Required work:
Write out each line of the listing as it stands, without the images.

::::

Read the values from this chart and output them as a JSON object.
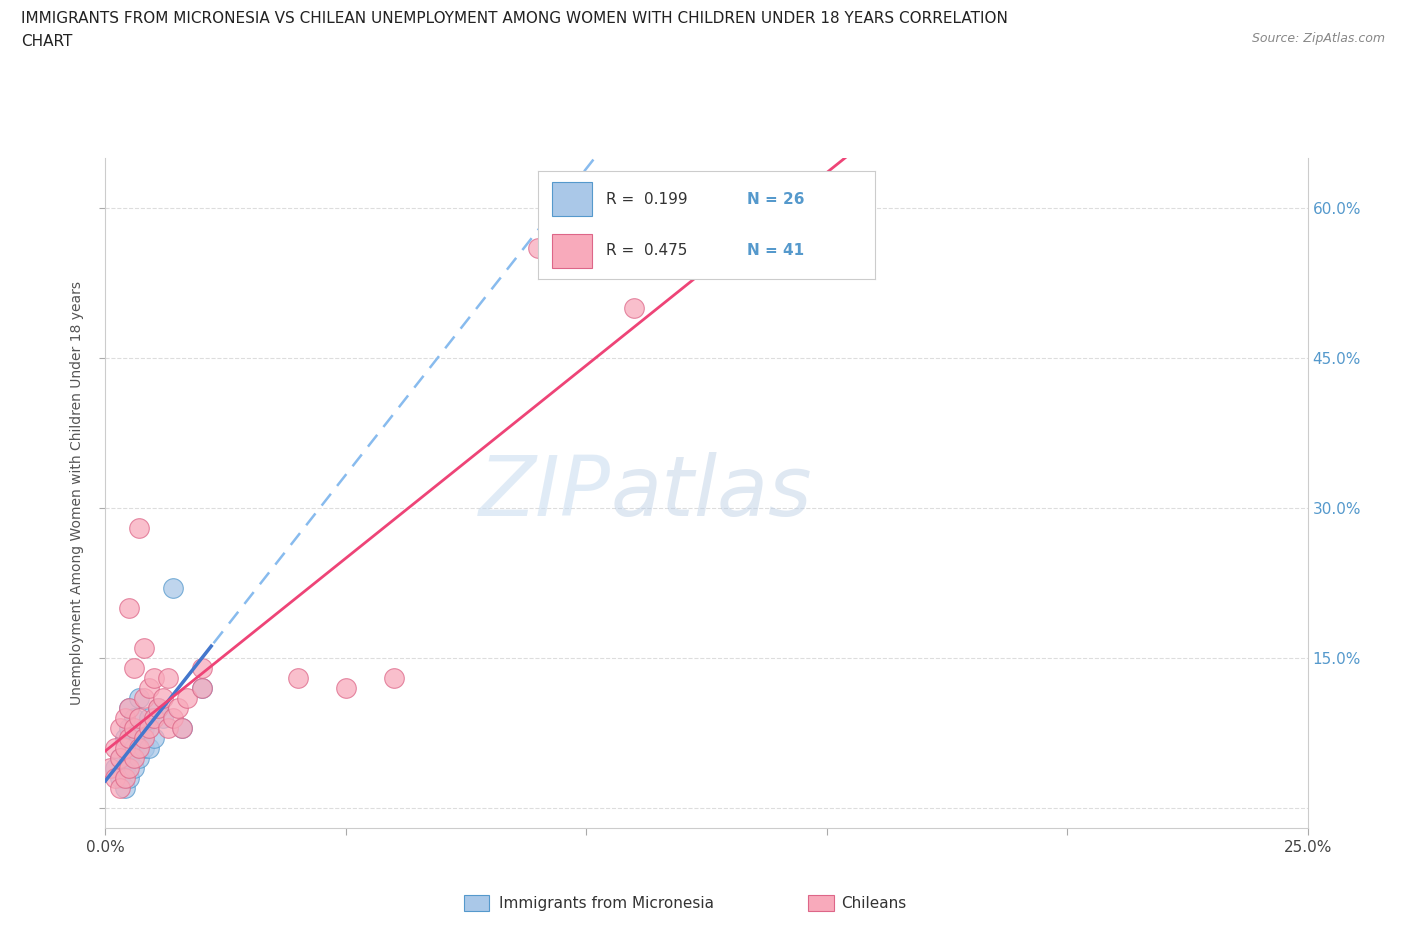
{
  "title_line1": "IMMIGRANTS FROM MICRONESIA VS CHILEAN UNEMPLOYMENT AMONG WOMEN WITH CHILDREN UNDER 18 YEARS CORRELATION",
  "title_line2": "CHART",
  "source_text": "Source: ZipAtlas.com",
  "ylabel": "Unemployment Among Women with Children Under 18 years",
  "xlim": [
    0.0,
    0.25
  ],
  "ylim": [
    -0.02,
    0.65
  ],
  "yticks": [
    0.0,
    0.15,
    0.3,
    0.45,
    0.6
  ],
  "ytick_right_labels": [
    "",
    "15.0%",
    "30.0%",
    "45.0%",
    "60.0%"
  ],
  "watermark_zip": "ZIP",
  "watermark_atlas": "atlas",
  "color_blue_fill": "#aac8e8",
  "color_blue_edge": "#5599cc",
  "color_pink_fill": "#f8aabb",
  "color_pink_edge": "#dd6688",
  "color_trendline_blue_solid": "#4477cc",
  "color_trendline_blue_dash": "#88bbee",
  "color_trendline_pink": "#ee4477",
  "color_grid": "#dddddd",
  "color_right_axis": "#5599cc",
  "blue_x": [
    0.002,
    0.003,
    0.003,
    0.004,
    0.004,
    0.004,
    0.005,
    0.005,
    0.005,
    0.005,
    0.006,
    0.006,
    0.006,
    0.007,
    0.007,
    0.007,
    0.008,
    0.008,
    0.009,
    0.009,
    0.01,
    0.011,
    0.012,
    0.014,
    0.016,
    0.02
  ],
  "blue_y": [
    0.04,
    0.03,
    0.05,
    0.02,
    0.04,
    0.07,
    0.03,
    0.05,
    0.08,
    0.1,
    0.04,
    0.06,
    0.09,
    0.05,
    0.07,
    0.11,
    0.06,
    0.08,
    0.06,
    0.09,
    0.07,
    0.1,
    0.09,
    0.22,
    0.08,
    0.12
  ],
  "pink_x": [
    0.001,
    0.002,
    0.002,
    0.003,
    0.003,
    0.003,
    0.004,
    0.004,
    0.004,
    0.005,
    0.005,
    0.005,
    0.005,
    0.006,
    0.006,
    0.006,
    0.007,
    0.007,
    0.007,
    0.008,
    0.008,
    0.008,
    0.009,
    0.009,
    0.01,
    0.01,
    0.011,
    0.012,
    0.013,
    0.013,
    0.014,
    0.015,
    0.016,
    0.017,
    0.02,
    0.02,
    0.04,
    0.05,
    0.06,
    0.09,
    0.11
  ],
  "pink_y": [
    0.04,
    0.03,
    0.06,
    0.02,
    0.05,
    0.08,
    0.03,
    0.06,
    0.09,
    0.04,
    0.07,
    0.1,
    0.2,
    0.05,
    0.08,
    0.14,
    0.06,
    0.09,
    0.28,
    0.07,
    0.11,
    0.16,
    0.08,
    0.12,
    0.09,
    0.13,
    0.1,
    0.11,
    0.08,
    0.13,
    0.09,
    0.1,
    0.08,
    0.11,
    0.12,
    0.14,
    0.13,
    0.12,
    0.13,
    0.56,
    0.5
  ],
  "legend_r1_text": "R =  0.199",
  "legend_n1_text": "N = 26",
  "legend_r2_text": "R =  0.475",
  "legend_n2_text": "N = 41",
  "legend_label1": "Immigrants from Micronesia",
  "legend_label2": "Chileans",
  "background_color": "#ffffff"
}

::::

Task answer:
Read the values from this chart and output them as a JSON object.
{
  "title_line1": "IMMIGRANTS FROM MICRONESIA VS CHILEAN UNEMPLOYMENT AMONG WOMEN WITH CHILDREN UNDER 18 YEARS CORRELATION",
  "title_line2": "CHART",
  "source_text": "Source: ZipAtlas.com",
  "ylabel": "Unemployment Among Women with Children Under 18 years",
  "xlim": [
    0.0,
    0.25
  ],
  "ylim": [
    -0.02,
    0.65
  ],
  "yticks": [
    0.0,
    0.15,
    0.3,
    0.45,
    0.6
  ],
  "ytick_right_labels": [
    "",
    "15.0%",
    "30.0%",
    "45.0%",
    "60.0%"
  ],
  "watermark_zip": "ZIP",
  "watermark_atlas": "atlas",
  "color_blue_fill": "#aac8e8",
  "color_blue_edge": "#5599cc",
  "color_pink_fill": "#f8aabb",
  "color_pink_edge": "#dd6688",
  "color_trendline_blue_solid": "#4477cc",
  "color_trendline_blue_dash": "#88bbee",
  "color_trendline_pink": "#ee4477",
  "color_grid": "#dddddd",
  "color_right_axis": "#5599cc",
  "blue_x": [
    0.002,
    0.003,
    0.003,
    0.004,
    0.004,
    0.004,
    0.005,
    0.005,
    0.005,
    0.005,
    0.006,
    0.006,
    0.006,
    0.007,
    0.007,
    0.007,
    0.008,
    0.008,
    0.009,
    0.009,
    0.01,
    0.011,
    0.012,
    0.014,
    0.016,
    0.02
  ],
  "blue_y": [
    0.04,
    0.03,
    0.05,
    0.02,
    0.04,
    0.07,
    0.03,
    0.05,
    0.08,
    0.1,
    0.04,
    0.06,
    0.09,
    0.05,
    0.07,
    0.11,
    0.06,
    0.08,
    0.06,
    0.09,
    0.07,
    0.1,
    0.09,
    0.22,
    0.08,
    0.12
  ],
  "pink_x": [
    0.001,
    0.002,
    0.002,
    0.003,
    0.003,
    0.003,
    0.004,
    0.004,
    0.004,
    0.005,
    0.005,
    0.005,
    0.005,
    0.006,
    0.006,
    0.006,
    0.007,
    0.007,
    0.007,
    0.008,
    0.008,
    0.008,
    0.009,
    0.009,
    0.01,
    0.01,
    0.011,
    0.012,
    0.013,
    0.013,
    0.014,
    0.015,
    0.016,
    0.017,
    0.02,
    0.02,
    0.04,
    0.05,
    0.06,
    0.09,
    0.11
  ],
  "pink_y": [
    0.04,
    0.03,
    0.06,
    0.02,
    0.05,
    0.08,
    0.03,
    0.06,
    0.09,
    0.04,
    0.07,
    0.1,
    0.2,
    0.05,
    0.08,
    0.14,
    0.06,
    0.09,
    0.28,
    0.07,
    0.11,
    0.16,
    0.08,
    0.12,
    0.09,
    0.13,
    0.1,
    0.11,
    0.08,
    0.13,
    0.09,
    0.1,
    0.08,
    0.11,
    0.12,
    0.14,
    0.13,
    0.12,
    0.13,
    0.56,
    0.5
  ],
  "legend_r1_text": "R =  0.199",
  "legend_n1_text": "N = 26",
  "legend_r2_text": "R =  0.475",
  "legend_n2_text": "N = 41",
  "legend_label1": "Immigrants from Micronesia",
  "legend_label2": "Chileans",
  "background_color": "#ffffff"
}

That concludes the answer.